Supplied data:
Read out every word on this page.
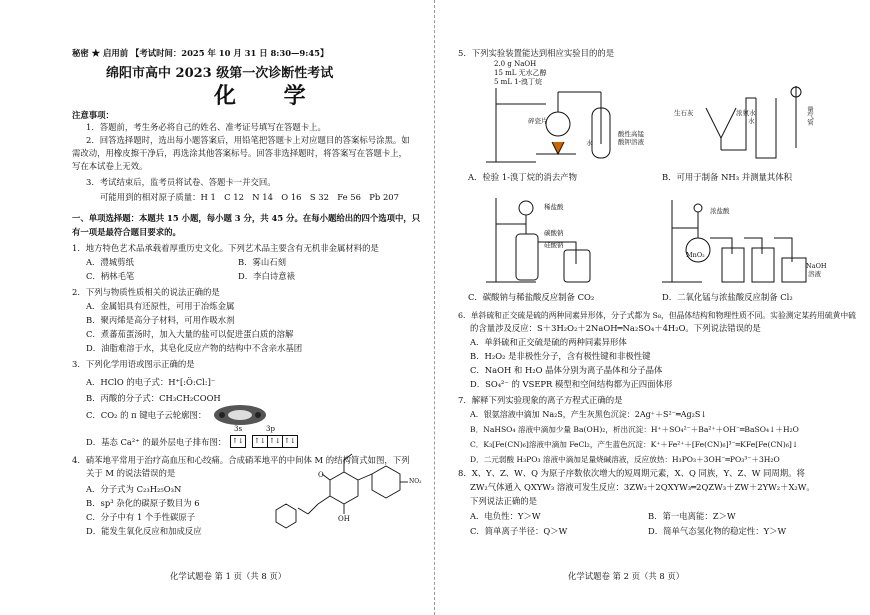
秘密 ★ 启用前 【考试时间：2025 年 10 月 31 日 8:30—9:45】
绵阳市高中 2023 级第一次诊断性考试
化 学
注意事项：
1．答题前，考生务必将自己的姓名、准考证号填写在答题卡上。
2．回答选择题时，选出每小题答案后，用铅笔把答题卡上对应题目的答案标号涂黑。如
需改动，用橡皮擦干净后，再选涂其他答案标号。回答非选择题时，将答案写在答题卡上，
写在本试卷上无效。
3．考试结束后，监考员将试卷、答题卡一并交回。
可能用到的相对原子质量：H 1　C 12　N 14　O 16　S 32　Fe 56　Pb 207
一、单项选择题：本题共 15 小题，每小题 3 分，共 45 分。在每小题给出的四个选项中，只
有一项是最符合题目要求的。
1．地方特色艺术品承载着厚重历史文化。下列艺术品主要含有无机非金属材料的是
A．澧城剪纸	B．雾山石刻
C．柄林毛笔	D．李白诗意裱
2．下列与物质性质相关的说法正确的是
A．金属铝具有还原性，可用于冶炼金属
B．聚丙烯是高分子材料，可用作吸水剂
C．煮蕃茄蛋汤时，加入大量的盐可以促进蛋白质的溶解
D．油脂难溶于水，其皂化反应产物的结构中不含亲水基团
3．下列化学用语或图示正确的是
A．HClO 的电子式：H⁺[:Ö:Cl:]⁻
B．丙酸的分子式：CH₃CH₂COOH
C．CO₂ 的 π 键电子云轮廓图：
D．基态 Ca²⁺ 的最外层电子排布图：
3s	3p
↑↓	↑↓ ↑↓ ↑↓
4．硝苯地平常用于治疗高血压和心绞痛。合成硝苯地平的中间体 M 的结构简式如图，下列
关于 M 的说法错误的是
A．分子式为 C₂₃H₂₅O₃N
B．sp³ 杂化的碳原子数目为 6
C．分子中有 1 个手性碳原子
D．能发生氧化反应和加成反应
NO₂
OH
O
化学试题卷 第 1 页（共 8 页）
5．下列实验装置能达到相应实验目的的是
2.0 g NaOH
15 mL 无水乙醇
5 mL 1-溴丁烷
碎瓷片
水
酸性高锰
酸钾溶液
生石灰	浓氨水
水	量气管
A．检验 1-溴丁烷的消去产物	B．可用于制备 NH₃ 并测量其体积
稀盐酸
碳酸钠
硅酸钠
浓盐酸
MnO₂
NaOH
溶液
C．碳酸钠与稀盐酸反应制备 CO₂	D．二氧化锰与浓盐酸反应制备 Cl₂
6．单斜硫和正交硫是硫的两种同素异形体，分子式都为 S₈，但晶体结构和物理性质不同。实验测定某药用硫黄中硫
的含量涉及反应：S＋3H₂O₂＋2NaOH═Na₂SO₄＋4H₂O。下列说法错误的是
A．单斜硫和正交硫是硫的两种同素异形体
B．H₂O₂ 是非极性分子，含有极性键和非极性键
C．NaOH 和 H₂O 晶体分别为离子晶体和分子晶体
D．SO₄²⁻ 的 VSEPR 模型和空间结构都为正四面体形
7．解释下列实验现象的离子方程式正确的是
A．银氨溶液中滴加 Na₂S，产生灰黑色沉淀：2Ag⁺＋S²⁻═Ag₂S↓
B．NaHSO₄ 溶液中滴加少量 Ba(OH)₂，析出沉淀：H⁺＋SO₄²⁻＋Ba²⁺＋OH⁻═BaSO₄↓＋H₂O
C．K₃[Fe(CN)₆]溶液中滴加 FeCl₂，产生蓝色沉淀：K⁺＋Fe²⁺＋[Fe(CN)₆]³⁻═KFe[Fe(CN)₆]↓
D．二元弱酸 H₃PO₃ 溶液中滴加足量烧碱溶液，反应放热：H₃PO₃＋3OH⁻═PO₃³⁻＋3H₂O
8．X、Y、Z、W、Q 为原子序数依次增大的短周期元素，X、Q 同族，Y、Z、W 同周期。将
ZW₂气体通入 QXYW₃ 溶液可发生反应：3ZW₂＋2QXYW₃═2QZW₃＋ZW＋2YW₂＋X₂W。
下列说法正确的是
A．电负性：Y＞W	B．第一电离能：Z＞W
C．简单离子半径：Q＞W	D．简单气态氢化物的稳定性：Y＞W
化学试题卷 第 2 页（共 8 页）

Required task: Pick out all the lines with the word "单斜硫和正交硫是硫的两种同素异形体" in them and copy them.

Correct answer:
6．单斜硫和正交硫是硫的两种同素异形体，分子式都为 S₈，但晶体结构和物理性质不同。实验测定某药用硫黄中硫
A．单斜硫和正交硫是硫的两种同素异形体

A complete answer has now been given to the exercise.